(Rows from a dataset)
· · · · ·

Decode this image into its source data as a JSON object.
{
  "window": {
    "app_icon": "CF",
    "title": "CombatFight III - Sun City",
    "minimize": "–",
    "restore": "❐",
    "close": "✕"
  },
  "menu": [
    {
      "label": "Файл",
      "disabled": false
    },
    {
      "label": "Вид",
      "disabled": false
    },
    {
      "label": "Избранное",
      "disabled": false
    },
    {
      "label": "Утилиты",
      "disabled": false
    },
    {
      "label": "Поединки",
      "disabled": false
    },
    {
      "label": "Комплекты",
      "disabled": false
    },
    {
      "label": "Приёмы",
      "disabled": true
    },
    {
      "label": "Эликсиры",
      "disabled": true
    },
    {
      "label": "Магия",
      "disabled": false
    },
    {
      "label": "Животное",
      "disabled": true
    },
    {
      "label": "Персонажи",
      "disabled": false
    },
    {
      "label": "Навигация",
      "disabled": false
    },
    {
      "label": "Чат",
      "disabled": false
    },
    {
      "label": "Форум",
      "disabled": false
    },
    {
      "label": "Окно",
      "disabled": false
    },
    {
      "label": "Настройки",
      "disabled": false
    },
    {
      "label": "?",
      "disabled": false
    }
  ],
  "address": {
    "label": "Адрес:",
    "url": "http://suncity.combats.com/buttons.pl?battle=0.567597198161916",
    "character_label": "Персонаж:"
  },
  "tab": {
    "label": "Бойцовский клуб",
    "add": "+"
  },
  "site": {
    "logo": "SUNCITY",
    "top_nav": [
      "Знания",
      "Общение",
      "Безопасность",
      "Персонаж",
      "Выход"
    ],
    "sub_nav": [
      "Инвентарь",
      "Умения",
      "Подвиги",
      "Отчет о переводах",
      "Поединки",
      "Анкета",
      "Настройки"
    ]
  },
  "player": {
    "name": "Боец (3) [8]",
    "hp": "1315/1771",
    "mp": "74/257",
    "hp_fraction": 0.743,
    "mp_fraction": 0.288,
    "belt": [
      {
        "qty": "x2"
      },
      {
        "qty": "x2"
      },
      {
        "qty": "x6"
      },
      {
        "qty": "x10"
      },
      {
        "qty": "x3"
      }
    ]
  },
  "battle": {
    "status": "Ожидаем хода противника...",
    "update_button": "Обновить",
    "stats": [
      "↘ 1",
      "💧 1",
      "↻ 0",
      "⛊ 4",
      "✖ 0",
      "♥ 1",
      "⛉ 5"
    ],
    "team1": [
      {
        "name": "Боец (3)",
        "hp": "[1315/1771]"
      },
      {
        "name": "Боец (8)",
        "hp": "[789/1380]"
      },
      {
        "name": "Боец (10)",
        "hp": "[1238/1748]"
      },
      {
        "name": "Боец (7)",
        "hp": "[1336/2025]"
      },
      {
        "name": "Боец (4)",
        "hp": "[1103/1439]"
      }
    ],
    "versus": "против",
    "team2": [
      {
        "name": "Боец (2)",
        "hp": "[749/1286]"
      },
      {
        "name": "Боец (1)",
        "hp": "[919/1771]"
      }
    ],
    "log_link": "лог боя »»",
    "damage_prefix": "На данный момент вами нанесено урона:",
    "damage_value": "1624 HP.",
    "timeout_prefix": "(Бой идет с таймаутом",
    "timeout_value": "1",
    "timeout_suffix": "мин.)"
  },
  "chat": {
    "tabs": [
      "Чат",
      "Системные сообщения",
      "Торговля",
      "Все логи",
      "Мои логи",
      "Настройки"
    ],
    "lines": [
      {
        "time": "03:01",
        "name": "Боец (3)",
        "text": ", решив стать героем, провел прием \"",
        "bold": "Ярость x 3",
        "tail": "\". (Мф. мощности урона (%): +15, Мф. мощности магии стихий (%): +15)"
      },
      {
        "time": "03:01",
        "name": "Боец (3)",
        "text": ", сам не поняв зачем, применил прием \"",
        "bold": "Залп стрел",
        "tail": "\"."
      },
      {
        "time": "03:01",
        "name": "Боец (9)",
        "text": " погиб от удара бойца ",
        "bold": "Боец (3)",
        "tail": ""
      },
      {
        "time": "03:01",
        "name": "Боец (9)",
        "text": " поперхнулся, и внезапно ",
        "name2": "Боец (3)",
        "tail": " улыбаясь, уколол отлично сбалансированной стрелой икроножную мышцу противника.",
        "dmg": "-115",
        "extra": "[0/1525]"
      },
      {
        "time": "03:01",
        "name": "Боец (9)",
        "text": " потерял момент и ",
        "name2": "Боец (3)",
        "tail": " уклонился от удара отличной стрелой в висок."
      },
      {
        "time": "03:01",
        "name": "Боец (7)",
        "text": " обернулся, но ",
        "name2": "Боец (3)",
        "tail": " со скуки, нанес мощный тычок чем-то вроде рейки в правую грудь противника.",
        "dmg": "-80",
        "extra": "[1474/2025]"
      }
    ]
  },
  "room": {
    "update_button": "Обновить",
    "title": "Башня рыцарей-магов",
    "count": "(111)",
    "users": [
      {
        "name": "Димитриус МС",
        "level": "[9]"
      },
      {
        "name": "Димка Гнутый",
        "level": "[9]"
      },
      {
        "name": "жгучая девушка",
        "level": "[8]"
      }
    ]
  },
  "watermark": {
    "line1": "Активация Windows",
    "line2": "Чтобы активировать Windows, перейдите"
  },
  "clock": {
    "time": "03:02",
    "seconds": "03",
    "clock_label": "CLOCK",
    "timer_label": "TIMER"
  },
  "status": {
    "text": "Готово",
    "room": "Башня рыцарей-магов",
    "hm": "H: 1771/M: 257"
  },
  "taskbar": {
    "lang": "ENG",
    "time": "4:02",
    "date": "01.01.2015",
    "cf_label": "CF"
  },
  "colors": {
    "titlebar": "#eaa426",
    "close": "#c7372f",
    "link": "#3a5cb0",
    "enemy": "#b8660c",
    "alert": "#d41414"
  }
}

· · · · ·

** GIVEN TASK **
Identify the lines in the entries that hold "противника" and return each one.

** FINISHED TASK **
    "status": "Ожидаем хода противника...",
        "tail": " улыбаясь, уколол отлично сбалансированной стрелой икроножную мышцу противника.",
        "tail": " со скуки, нанес мощный тычок чем-то вроде рейки в правую грудь противника.",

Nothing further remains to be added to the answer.